WHAT YOU WILL DO: Your copy of the material below should match it exactly, except that it holds no pictures.

——————

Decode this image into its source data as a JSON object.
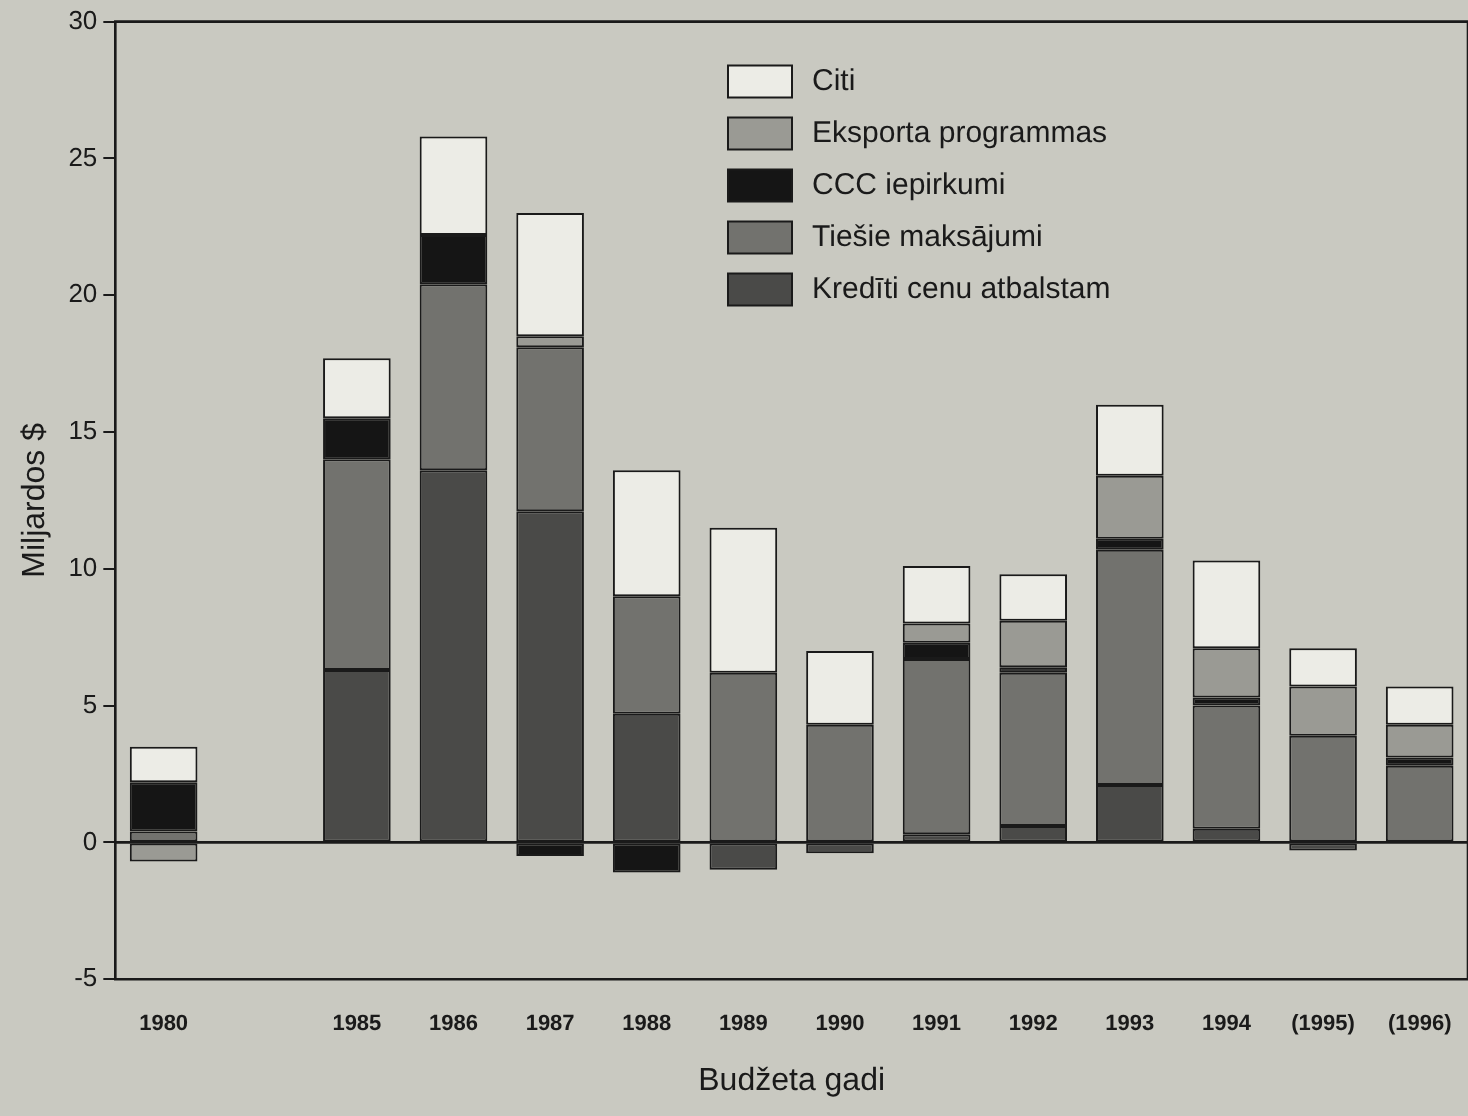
{
  "chart_data": {
    "type": "bar",
    "stacked": true,
    "xlabel": "Budžeta gadi",
    "ylabel": "Miljardos $",
    "categories": [
      "1980",
      null,
      "1985",
      "1986",
      "1987",
      "1988",
      "1989",
      "1990",
      "1991",
      "1992",
      "1993",
      "1994",
      "(1995)",
      "(1996)"
    ],
    "series": [
      {
        "name": "Kredīti cenu atbalstam",
        "color": "#4a4a48",
        "values": [
          0,
          null,
          6.3,
          13.6,
          12.1,
          4.7,
          -1.0,
          -0.4,
          0.3,
          0.6,
          2.1,
          0.5,
          -0.3,
          0
        ]
      },
      {
        "name": "Tiešie maksājumi",
        "color": "#72726e",
        "values": [
          0.4,
          null,
          7.7,
          6.8,
          6.0,
          4.3,
          6.2,
          4.3,
          6.4,
          5.6,
          8.6,
          4.5,
          3.9,
          2.8
        ]
      },
      {
        "name": "CCC iepirkumi",
        "color": "#151515",
        "values": [
          1.8,
          null,
          1.5,
          1.8,
          -0.5,
          -1.1,
          0,
          0,
          0.6,
          0.2,
          0.4,
          0.3,
          0,
          0.3
        ]
      },
      {
        "name": "Eksporta programmas",
        "color": "#9a9a94",
        "values": [
          -0.7,
          null,
          0,
          0,
          0.4,
          0,
          0,
          0,
          0.7,
          1.7,
          2.3,
          1.8,
          1.8,
          1.2
        ]
      },
      {
        "name": "Citi",
        "color": "#ecece6",
        "values": [
          1.3,
          null,
          2.2,
          3.6,
          4.5,
          4.6,
          5.3,
          2.7,
          2.1,
          1.7,
          2.6,
          3.2,
          1.4,
          1.4
        ]
      }
    ],
    "ylim": [
      -5,
      30
    ],
    "yticks": [
      -5,
      0,
      5,
      10,
      15,
      20,
      25,
      30
    ],
    "legend": "top right"
  }
}
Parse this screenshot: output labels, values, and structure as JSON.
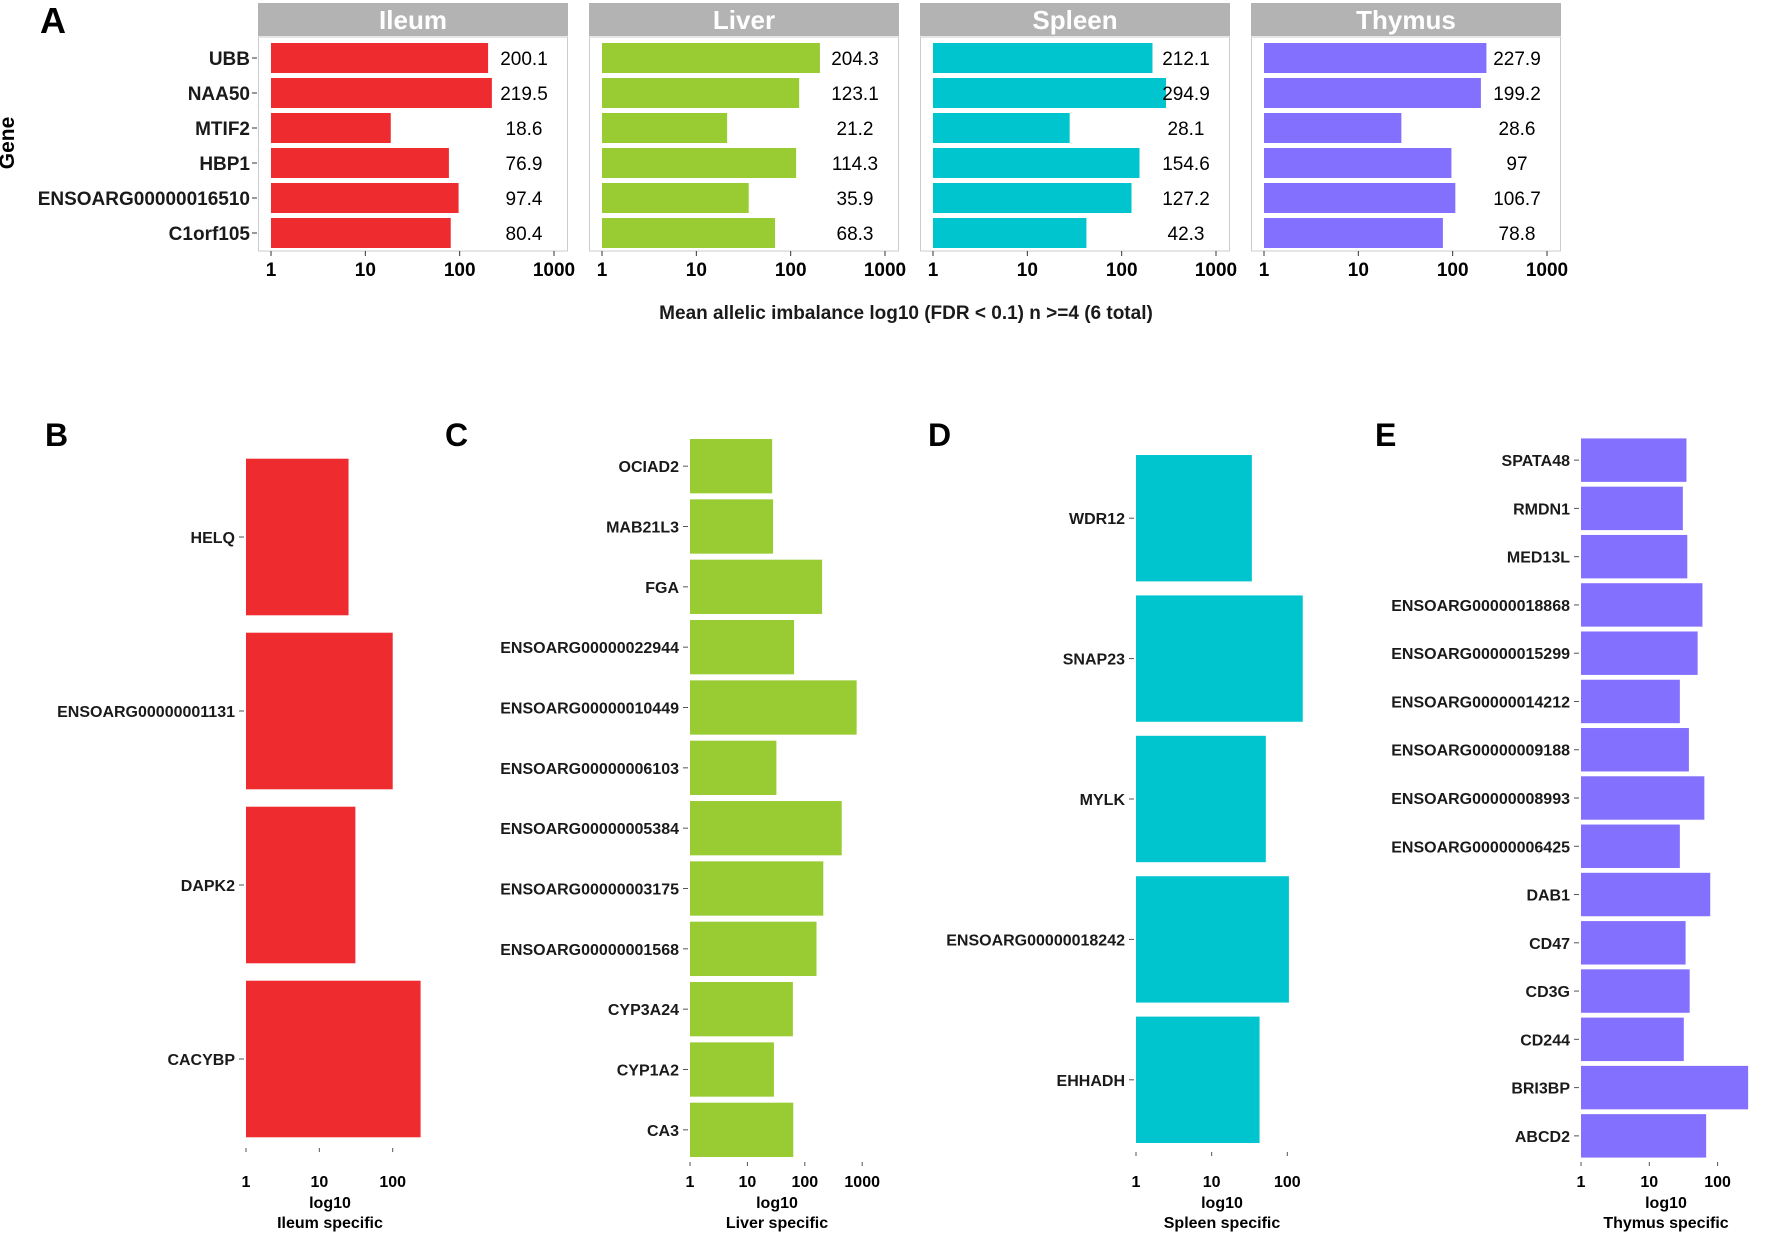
{
  "panel_letters": [
    "A",
    "B",
    "C",
    "D",
    "E"
  ],
  "panel_a": {
    "y_axis_label": "Gene",
    "x_axis_title": "Mean allelic imbalance log10 (FDR < 0.1)  n >=4 (6 total)",
    "tick_labels": [
      "1",
      "10",
      "100",
      "1000"
    ]
  },
  "panel_b": {
    "x_label_line1": "log10",
    "x_label_line2": "Ileum specific",
    "tick_labels": [
      "1",
      "10",
      "100"
    ]
  },
  "panel_c": {
    "x_label_line1": "log10",
    "x_label_line2": "Liver specific",
    "tick_labels": [
      "1",
      "10",
      "100",
      "1000"
    ]
  },
  "panel_d": {
    "x_label_line1": "log10",
    "x_label_line2": "Spleen specific",
    "tick_labels": [
      "1",
      "10",
      "100"
    ]
  },
  "panel_e": {
    "x_label_line1": "log10",
    "x_label_line2": "Thymus specific",
    "tick_labels": [
      "1",
      "10",
      "100"
    ]
  },
  "colors": {
    "ileum": "#EE2B2E",
    "liver": "#99CC33",
    "spleen": "#00C5CF",
    "thymus": "#8470FF",
    "strip": "#B3B3B3",
    "frame": "#cccccc"
  },
  "chart_data": [
    {
      "panel": "A",
      "type": "bar",
      "orientation": "horizontal",
      "xscale": "log10",
      "xlim": [
        1,
        1000
      ],
      "categories": [
        "UBB",
        "NAA50",
        "MTIF2",
        "HBP1",
        "ENSOARG00000016510",
        "C1orf105"
      ],
      "xlabel": "Mean allelic imbalance log10 (FDR < 0.1)  n >=4 (6 total)",
      "ylabel": "Gene",
      "facets": [
        {
          "name": "Ileum",
          "values": [
            200.1,
            219.5,
            18.6,
            76.9,
            97.4,
            80.4
          ],
          "labels": [
            "200.1",
            "219.5",
            "18.6",
            "76.9",
            "97.4",
            "80.4"
          ]
        },
        {
          "name": "Liver",
          "values": [
            204.3,
            123.1,
            21.2,
            114.3,
            35.9,
            68.3
          ],
          "labels": [
            "204.3",
            "123.1",
            "21.2",
            "114.3",
            "35.9",
            "68.3"
          ]
        },
        {
          "name": "Spleen",
          "values": [
            212.1,
            294.9,
            28.1,
            154.6,
            127.2,
            42.3
          ],
          "labels": [
            "212.1",
            "294.9",
            "28.1",
            "154.6",
            "127.2",
            "42.3"
          ]
        },
        {
          "name": "Thymus",
          "values": [
            227.9,
            199.2,
            28.6,
            97,
            106.7,
            78.8
          ],
          "labels": [
            "227.9",
            "199.2",
            "28.6",
            "97",
            "106.7",
            "78.8"
          ]
        }
      ]
    },
    {
      "panel": "B",
      "type": "bar",
      "orientation": "horizontal",
      "xscale": "log10",
      "xlim": [
        1,
        250
      ],
      "xlabel": "log10 Ileum specific",
      "categories": [
        "HELQ",
        "ENSOARG00000001131",
        "DAPK2",
        "CACYBP"
      ],
      "values": [
        25,
        100,
        31,
        240
      ]
    },
    {
      "panel": "C",
      "type": "bar",
      "orientation": "horizontal",
      "xscale": "log10",
      "xlim": [
        1,
        1000
      ],
      "xlabel": "log10 Liver specific",
      "categories": [
        "OCIAD2",
        "MAB21L3",
        "FGA",
        "ENSOARG00000022944",
        "ENSOARG00000010449",
        "ENSOARG00000006103",
        "ENSOARG00000005384",
        "ENSOARG00000003175",
        "ENSOARG00000001568",
        "CYP3A24",
        "CYP1A2",
        "CA3"
      ],
      "values": [
        27,
        28,
        200,
        65,
        800,
        32,
        440,
        210,
        160,
        62,
        29,
        63
      ]
    },
    {
      "panel": "D",
      "type": "bar",
      "orientation": "horizontal",
      "xscale": "log10",
      "xlim": [
        1,
        200
      ],
      "xlabel": "log10 Spleen specific",
      "categories": [
        "WDR12",
        "SNAP23",
        "MYLK",
        "ENSOARG00000018242",
        "EHHADH"
      ],
      "values": [
        34,
        160,
        52,
        105,
        43
      ]
    },
    {
      "panel": "E",
      "type": "bar",
      "orientation": "horizontal",
      "xscale": "log10",
      "xlim": [
        1,
        300
      ],
      "xlabel": "log10 Thymus specific",
      "categories": [
        "SPATA48",
        "RMDN1",
        "MED13L",
        "ENSOARG00000018868",
        "ENSOARG00000015299",
        "ENSOARG00000014212",
        "ENSOARG00000009188",
        "ENSOARG00000008993",
        "ENSOARG00000006425",
        "DAB1",
        "CD47",
        "CD3G",
        "CD244",
        "BRI3BP",
        "ABCD2"
      ],
      "values": [
        35,
        31,
        36,
        60,
        51,
        28,
        38,
        64,
        28,
        78,
        34,
        39,
        32,
        280,
        68
      ]
    }
  ]
}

——————

RESULT:
Decode this image into its source data as a JSON object.
{
  "chart_data": {
    "type": "bar",
    "stacked": true,
    "xlabel": "Budžeta gadi",
    "ylabel": "Miljardos $",
    "categories": [
      "1980",
      null,
      "1985",
      "1986",
      "1987",
      "1988",
      "1989",
      "1990",
      "1991",
      "1992",
      "1993",
      "1994",
      "(1995)",
      "(1996)"
    ],
    "series": [
      {
        "name": "Kredīti cenu atbalstam",
        "color": "#4a4a48",
        "values": [
          0,
          null,
          6.3,
          13.6,
          12.1,
          4.7,
          -1.0,
          -0.4,
          0.3,
          0.6,
          2.1,
          0.5,
          -0.3,
          0
        ]
      },
      {
        "name": "Tiešie maksājumi",
        "color": "#72726e",
        "values": [
          0.4,
          null,
          7.7,
          6.8,
          6.0,
          4.3,
          6.2,
          4.3,
          6.4,
          5.6,
          8.6,
          4.5,
          3.9,
          2.8
        ]
      },
      {
        "name": "CCC iepirkumi",
        "color": "#151515",
        "values": [
          1.8,
          null,
          1.5,
          1.8,
          -0.5,
          -1.1,
          0,
          0,
          0.6,
          0.2,
          0.4,
          0.3,
          0,
          0.3
        ]
      },
      {
        "name": "Eksporta programmas",
        "color": "#9a9a94",
        "values": [
          -0.7,
          null,
          0,
          0,
          0.4,
          0,
          0,
          0,
          0.7,
          1.7,
          2.3,
          1.8,
          1.8,
          1.2
        ]
      },
      {
        "name": "Citi",
        "color": "#ecece6",
        "values": [
          1.3,
          null,
          2.2,
          3.6,
          4.5,
          4.6,
          5.3,
          2.7,
          2.1,
          1.7,
          2.6,
          3.2,
          1.4,
          1.4
        ]
      }
    ],
    "ylim": [
      -5,
      30
    ],
    "yticks": [
      -5,
      0,
      5,
      10,
      15,
      20,
      25,
      30
    ],
    "legend": "top right"
  }
}
Parse this screenshot: output labels, values, and structure as JSON.
{
  "panel_letters": [
    "A",
    "B",
    "C",
    "D",
    "E"
  ],
  "panel_a": {
    "y_axis_label": "Gene",
    "x_axis_title": "Mean allelic imbalance log10 (FDR < 0.1)  n >=4 (6 total)",
    "tick_labels": [
      "1",
      "10",
      "100",
      "1000"
    ]
  },
  "panel_b": {
    "x_label_line1": "log10",
    "x_label_line2": "Ileum specific",
    "tick_labels": [
      "1",
      "10",
      "100"
    ]
  },
  "panel_c": {
    "x_label_line1": "log10",
    "x_label_line2": "Liver specific",
    "tick_labels": [
      "1",
      "10",
      "100",
      "1000"
    ]
  },
  "panel_d": {
    "x_label_line1": "log10",
    "x_label_line2": "Spleen specific",
    "tick_labels": [
      "1",
      "10",
      "100"
    ]
  },
  "panel_e": {
    "x_label_line1": "log10",
    "x_label_line2": "Thymus specific",
    "tick_labels": [
      "1",
      "10",
      "100"
    ]
  },
  "colors": {
    "ileum": "#EE2B2E",
    "liver": "#99CC33",
    "spleen": "#00C5CF",
    "thymus": "#8470FF",
    "strip": "#B3B3B3",
    "frame": "#cccccc"
  },
  "chart_data": [
    {
      "panel": "A",
      "type": "bar",
      "orientation": "horizontal",
      "xscale": "log10",
      "xlim": [
        1,
        1000
      ],
      "categories": [
        "UBB",
        "NAA50",
        "MTIF2",
        "HBP1",
        "ENSOARG00000016510",
        "C1orf105"
      ],
      "xlabel": "Mean allelic imbalance log10 (FDR < 0.1)  n >=4 (6 total)",
      "ylabel": "Gene",
      "facets": [
        {
          "name": "Ileum",
          "values": [
            200.1,
            219.5,
            18.6,
            76.9,
            97.4,
            80.4
          ],
          "labels": [
            "200.1",
            "219.5",
            "18.6",
            "76.9",
            "97.4",
            "80.4"
          ]
        },
        {
          "name": "Liver",
          "values": [
            204.3,
            123.1,
            21.2,
            114.3,
            35.9,
            68.3
          ],
          "labels": [
            "204.3",
            "123.1",
            "21.2",
            "114.3",
            "35.9",
            "68.3"
          ]
        },
        {
          "name": "Spleen",
          "values": [
            212.1,
            294.9,
            28.1,
            154.6,
            127.2,
            42.3
          ],
          "labels": [
            "212.1",
            "294.9",
            "28.1",
            "154.6",
            "127.2",
            "42.3"
          ]
        },
        {
          "name": "Thymus",
          "values": [
            227.9,
            199.2,
            28.6,
            97,
            106.7,
            78.8
          ],
          "labels": [
            "227.9",
            "199.2",
            "28.6",
            "97",
            "106.7",
            "78.8"
          ]
        }
      ]
    },
    {
      "panel": "B",
      "type": "bar",
      "orientation": "horizontal",
      "xscale": "log10",
      "xlim": [
        1,
        250
      ],
      "xlabel": "log10 Ileum specific",
      "categories": [
        "HELQ",
        "ENSOARG00000001131",
        "DAPK2",
        "CACYBP"
      ],
      "values": [
        25,
        100,
        31,
        240
      ]
    },
    {
      "panel": "C",
      "type": "bar",
      "orientation": "horizontal",
      "xscale": "log10",
      "xlim": [
        1,
        1000
      ],
      "xlabel": "log10 Liver specific",
      "categories": [
        "OCIAD2",
        "MAB21L3",
        "FGA",
        "ENSOARG00000022944",
        "ENSOARG00000010449",
        "ENSOARG00000006103",
        "ENSOARG00000005384",
        "ENSOARG00000003175",
        "ENSOARG00000001568",
        "CYP3A24",
        "CYP1A2",
        "CA3"
      ],
      "values": [
        27,
        28,
        200,
        65,
        800,
        32,
        440,
        210,
        160,
        62,
        29,
        63
      ]
    },
    {
      "panel": "D",
      "type": "bar",
      "orientation": "horizontal",
      "xscale": "log10",
      "xlim": [
        1,
        200
      ],
      "xlabel": "log10 Spleen specific",
      "categories": [
        "WDR12",
        "SNAP23",
        "MYLK",
        "ENSOARG00000018242",
        "EHHADH"
      ],
      "values": [
        34,
        160,
        52,
        105,
        43
      ]
    },
    {
      "panel": "E",
      "type": "bar",
      "orientation": "horizontal",
      "xscale": "log10",
      "xlim": [
        1,
        300
      ],
      "xlabel": "log10 Thymus specific",
      "categories": [
        "SPATA48",
        "RMDN1",
        "MED13L",
        "ENSOARG00000018868",
        "ENSOARG00000015299",
        "ENSOARG00000014212",
        "ENSOARG00000009188",
        "ENSOARG00000008993",
        "ENSOARG00000006425",
        "DAB1",
        "CD47",
        "CD3G",
        "CD244",
        "BRI3BP",
        "ABCD2"
      ],
      "values": [
        35,
        31,
        36,
        60,
        51,
        28,
        38,
        64,
        28,
        78,
        34,
        39,
        32,
        280,
        68
      ]
    }
  ]
}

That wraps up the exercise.